Records from a collection of figures
# # #

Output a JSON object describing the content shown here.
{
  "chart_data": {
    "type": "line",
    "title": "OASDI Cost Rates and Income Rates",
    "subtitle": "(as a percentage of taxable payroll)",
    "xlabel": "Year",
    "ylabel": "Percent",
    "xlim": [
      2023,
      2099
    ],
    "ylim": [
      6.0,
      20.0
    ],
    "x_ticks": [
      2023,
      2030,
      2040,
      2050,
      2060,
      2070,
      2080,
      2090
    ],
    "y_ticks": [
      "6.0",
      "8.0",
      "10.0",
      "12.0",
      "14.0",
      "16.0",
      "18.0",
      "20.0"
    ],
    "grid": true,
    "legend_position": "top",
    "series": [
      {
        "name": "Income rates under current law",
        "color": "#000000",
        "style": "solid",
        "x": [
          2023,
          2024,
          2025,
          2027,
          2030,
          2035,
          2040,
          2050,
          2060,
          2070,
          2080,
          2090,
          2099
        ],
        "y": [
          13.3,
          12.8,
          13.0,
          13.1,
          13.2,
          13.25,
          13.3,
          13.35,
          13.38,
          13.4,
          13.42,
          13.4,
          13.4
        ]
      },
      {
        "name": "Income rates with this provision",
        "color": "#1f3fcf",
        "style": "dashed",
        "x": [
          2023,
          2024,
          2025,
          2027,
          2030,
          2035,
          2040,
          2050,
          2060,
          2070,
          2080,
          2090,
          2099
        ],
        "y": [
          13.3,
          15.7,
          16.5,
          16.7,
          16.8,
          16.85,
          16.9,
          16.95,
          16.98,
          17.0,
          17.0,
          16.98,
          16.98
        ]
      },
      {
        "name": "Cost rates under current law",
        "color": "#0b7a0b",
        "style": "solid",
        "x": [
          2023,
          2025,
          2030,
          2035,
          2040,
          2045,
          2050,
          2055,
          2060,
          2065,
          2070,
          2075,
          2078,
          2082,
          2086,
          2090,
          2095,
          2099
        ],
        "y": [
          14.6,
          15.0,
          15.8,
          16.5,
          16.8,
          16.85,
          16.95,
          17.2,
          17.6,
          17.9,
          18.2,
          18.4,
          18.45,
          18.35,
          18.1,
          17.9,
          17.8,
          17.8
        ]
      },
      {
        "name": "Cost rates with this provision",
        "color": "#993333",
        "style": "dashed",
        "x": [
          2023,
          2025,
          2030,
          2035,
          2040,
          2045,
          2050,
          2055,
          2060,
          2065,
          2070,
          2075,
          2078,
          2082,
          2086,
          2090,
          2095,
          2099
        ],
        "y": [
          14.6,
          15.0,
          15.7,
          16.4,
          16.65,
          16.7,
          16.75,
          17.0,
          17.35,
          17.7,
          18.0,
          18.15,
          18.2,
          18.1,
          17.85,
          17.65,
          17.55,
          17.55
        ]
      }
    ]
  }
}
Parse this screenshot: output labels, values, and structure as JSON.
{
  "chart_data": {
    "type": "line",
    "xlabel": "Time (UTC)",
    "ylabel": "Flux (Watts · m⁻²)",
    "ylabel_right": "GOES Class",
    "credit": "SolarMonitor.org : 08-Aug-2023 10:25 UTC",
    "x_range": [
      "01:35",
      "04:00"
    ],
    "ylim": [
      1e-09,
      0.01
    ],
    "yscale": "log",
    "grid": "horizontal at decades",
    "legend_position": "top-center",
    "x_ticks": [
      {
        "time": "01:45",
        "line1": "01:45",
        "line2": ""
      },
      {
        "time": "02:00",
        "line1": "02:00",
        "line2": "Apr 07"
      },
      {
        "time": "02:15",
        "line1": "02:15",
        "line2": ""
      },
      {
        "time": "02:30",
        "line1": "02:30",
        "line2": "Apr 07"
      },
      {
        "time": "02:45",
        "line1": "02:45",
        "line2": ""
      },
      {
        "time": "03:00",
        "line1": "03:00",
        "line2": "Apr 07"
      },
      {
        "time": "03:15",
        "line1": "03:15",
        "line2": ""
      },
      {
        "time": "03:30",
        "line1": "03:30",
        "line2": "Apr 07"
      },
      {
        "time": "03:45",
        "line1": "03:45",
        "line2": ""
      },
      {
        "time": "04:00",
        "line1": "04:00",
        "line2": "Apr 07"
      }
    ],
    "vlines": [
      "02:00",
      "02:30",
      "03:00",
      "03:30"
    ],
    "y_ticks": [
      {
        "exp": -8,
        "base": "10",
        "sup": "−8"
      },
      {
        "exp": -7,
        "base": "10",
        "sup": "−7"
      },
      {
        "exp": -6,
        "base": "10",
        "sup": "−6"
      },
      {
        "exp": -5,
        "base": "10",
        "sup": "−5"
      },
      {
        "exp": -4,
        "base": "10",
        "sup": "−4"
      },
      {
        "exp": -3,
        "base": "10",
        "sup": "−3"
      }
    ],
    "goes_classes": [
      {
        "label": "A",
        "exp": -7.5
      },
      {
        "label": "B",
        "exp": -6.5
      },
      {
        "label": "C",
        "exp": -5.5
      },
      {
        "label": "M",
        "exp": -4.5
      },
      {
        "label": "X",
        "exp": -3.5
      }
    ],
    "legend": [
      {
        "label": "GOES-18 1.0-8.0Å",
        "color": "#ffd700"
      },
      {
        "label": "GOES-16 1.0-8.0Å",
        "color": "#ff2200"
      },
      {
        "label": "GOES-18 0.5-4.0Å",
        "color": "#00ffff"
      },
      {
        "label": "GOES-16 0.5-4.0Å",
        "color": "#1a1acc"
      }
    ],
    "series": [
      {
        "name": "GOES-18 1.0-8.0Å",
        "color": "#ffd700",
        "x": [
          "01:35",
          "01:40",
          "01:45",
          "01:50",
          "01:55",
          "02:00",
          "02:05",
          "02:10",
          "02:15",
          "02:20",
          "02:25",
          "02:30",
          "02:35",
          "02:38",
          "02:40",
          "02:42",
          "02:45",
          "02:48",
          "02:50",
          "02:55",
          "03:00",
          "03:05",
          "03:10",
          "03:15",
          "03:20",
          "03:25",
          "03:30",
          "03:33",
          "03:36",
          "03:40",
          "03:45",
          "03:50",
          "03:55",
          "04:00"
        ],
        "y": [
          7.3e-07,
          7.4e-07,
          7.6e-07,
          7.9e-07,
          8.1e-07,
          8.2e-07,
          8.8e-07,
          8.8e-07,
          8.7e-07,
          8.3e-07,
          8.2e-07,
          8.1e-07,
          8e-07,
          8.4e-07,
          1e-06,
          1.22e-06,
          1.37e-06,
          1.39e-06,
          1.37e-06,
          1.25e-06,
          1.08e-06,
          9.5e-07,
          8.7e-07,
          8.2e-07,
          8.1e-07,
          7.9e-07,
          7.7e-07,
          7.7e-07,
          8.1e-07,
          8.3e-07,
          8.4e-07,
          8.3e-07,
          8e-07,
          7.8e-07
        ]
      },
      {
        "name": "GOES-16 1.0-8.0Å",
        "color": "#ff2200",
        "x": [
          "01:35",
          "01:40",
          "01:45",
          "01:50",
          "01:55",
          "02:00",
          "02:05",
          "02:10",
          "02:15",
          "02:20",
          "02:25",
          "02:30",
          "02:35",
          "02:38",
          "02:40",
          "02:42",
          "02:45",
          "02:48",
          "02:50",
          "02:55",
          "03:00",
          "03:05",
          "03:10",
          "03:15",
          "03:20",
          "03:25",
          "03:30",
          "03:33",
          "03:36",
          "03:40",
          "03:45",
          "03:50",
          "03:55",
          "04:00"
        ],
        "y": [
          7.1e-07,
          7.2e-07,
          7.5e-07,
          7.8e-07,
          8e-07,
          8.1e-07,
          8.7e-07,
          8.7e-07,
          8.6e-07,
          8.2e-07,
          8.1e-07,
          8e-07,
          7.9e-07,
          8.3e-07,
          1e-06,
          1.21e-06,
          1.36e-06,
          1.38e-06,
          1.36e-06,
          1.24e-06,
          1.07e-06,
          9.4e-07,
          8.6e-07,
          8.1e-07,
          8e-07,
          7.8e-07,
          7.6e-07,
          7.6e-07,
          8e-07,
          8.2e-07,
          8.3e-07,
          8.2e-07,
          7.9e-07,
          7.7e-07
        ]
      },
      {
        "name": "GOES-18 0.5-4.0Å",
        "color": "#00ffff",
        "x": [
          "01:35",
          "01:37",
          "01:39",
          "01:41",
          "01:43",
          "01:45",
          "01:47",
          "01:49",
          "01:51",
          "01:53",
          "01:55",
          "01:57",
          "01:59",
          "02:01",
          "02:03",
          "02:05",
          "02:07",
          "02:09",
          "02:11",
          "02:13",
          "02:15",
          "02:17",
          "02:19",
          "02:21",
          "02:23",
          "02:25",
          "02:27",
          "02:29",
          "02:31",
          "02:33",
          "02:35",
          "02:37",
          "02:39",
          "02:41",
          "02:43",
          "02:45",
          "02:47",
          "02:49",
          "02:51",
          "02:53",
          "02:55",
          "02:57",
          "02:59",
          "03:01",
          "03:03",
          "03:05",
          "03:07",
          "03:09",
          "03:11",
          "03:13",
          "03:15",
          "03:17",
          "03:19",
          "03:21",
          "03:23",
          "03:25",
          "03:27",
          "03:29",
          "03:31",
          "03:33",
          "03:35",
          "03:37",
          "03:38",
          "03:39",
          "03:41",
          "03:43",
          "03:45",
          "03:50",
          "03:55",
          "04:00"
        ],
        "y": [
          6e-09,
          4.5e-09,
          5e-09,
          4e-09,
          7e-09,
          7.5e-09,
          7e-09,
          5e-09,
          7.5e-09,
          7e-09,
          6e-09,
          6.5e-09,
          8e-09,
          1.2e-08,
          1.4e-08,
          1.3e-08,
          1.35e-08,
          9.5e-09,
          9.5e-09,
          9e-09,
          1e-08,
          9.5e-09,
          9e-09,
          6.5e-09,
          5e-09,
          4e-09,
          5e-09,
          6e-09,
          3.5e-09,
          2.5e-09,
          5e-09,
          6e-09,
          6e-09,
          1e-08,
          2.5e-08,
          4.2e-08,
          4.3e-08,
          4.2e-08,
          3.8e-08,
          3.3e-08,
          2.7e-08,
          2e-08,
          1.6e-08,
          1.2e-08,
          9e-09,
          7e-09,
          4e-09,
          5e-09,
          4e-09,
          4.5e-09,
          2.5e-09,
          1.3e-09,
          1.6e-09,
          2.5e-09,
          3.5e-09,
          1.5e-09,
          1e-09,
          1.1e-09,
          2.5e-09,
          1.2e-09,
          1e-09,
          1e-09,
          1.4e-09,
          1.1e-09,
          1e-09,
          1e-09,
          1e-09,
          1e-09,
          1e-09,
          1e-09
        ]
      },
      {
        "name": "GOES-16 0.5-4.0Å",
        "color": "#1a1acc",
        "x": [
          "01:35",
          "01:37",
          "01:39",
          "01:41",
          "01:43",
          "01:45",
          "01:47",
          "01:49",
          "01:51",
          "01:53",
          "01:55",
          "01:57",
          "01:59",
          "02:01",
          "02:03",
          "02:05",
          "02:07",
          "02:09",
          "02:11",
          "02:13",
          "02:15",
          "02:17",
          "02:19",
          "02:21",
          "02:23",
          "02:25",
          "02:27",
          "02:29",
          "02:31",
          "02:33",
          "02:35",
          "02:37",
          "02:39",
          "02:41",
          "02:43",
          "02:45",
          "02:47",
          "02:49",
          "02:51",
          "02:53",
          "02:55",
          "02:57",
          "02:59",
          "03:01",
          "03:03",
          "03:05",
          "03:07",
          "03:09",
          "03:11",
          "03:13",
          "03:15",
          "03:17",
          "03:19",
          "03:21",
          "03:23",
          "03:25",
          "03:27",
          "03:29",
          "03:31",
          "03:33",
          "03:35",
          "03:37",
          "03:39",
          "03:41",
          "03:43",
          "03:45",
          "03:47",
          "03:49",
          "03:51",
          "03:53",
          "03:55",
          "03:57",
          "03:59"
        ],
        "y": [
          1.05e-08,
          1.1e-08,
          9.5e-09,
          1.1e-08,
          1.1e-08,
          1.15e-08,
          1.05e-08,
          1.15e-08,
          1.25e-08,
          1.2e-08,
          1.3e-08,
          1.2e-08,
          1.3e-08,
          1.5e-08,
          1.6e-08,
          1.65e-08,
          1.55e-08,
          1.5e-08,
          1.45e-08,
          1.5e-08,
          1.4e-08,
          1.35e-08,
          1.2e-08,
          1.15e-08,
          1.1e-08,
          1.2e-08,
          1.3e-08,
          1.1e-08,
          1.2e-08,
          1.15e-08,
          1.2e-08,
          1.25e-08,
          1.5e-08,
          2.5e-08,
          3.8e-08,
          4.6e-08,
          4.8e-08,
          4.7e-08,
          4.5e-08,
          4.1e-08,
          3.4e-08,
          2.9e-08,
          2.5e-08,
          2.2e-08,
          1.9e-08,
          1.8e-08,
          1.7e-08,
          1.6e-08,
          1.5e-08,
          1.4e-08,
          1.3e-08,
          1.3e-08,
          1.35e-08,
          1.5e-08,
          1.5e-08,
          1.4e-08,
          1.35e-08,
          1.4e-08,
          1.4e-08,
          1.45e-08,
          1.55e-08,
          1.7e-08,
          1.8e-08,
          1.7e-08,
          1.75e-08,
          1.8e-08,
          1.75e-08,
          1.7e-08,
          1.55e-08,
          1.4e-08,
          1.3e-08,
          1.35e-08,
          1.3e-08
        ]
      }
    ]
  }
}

# # #

▶ _What you are asked to do_:
How many lines in the records above contain the word "color"? Reply with the number and nothing more.

▶ _Expected output_:
12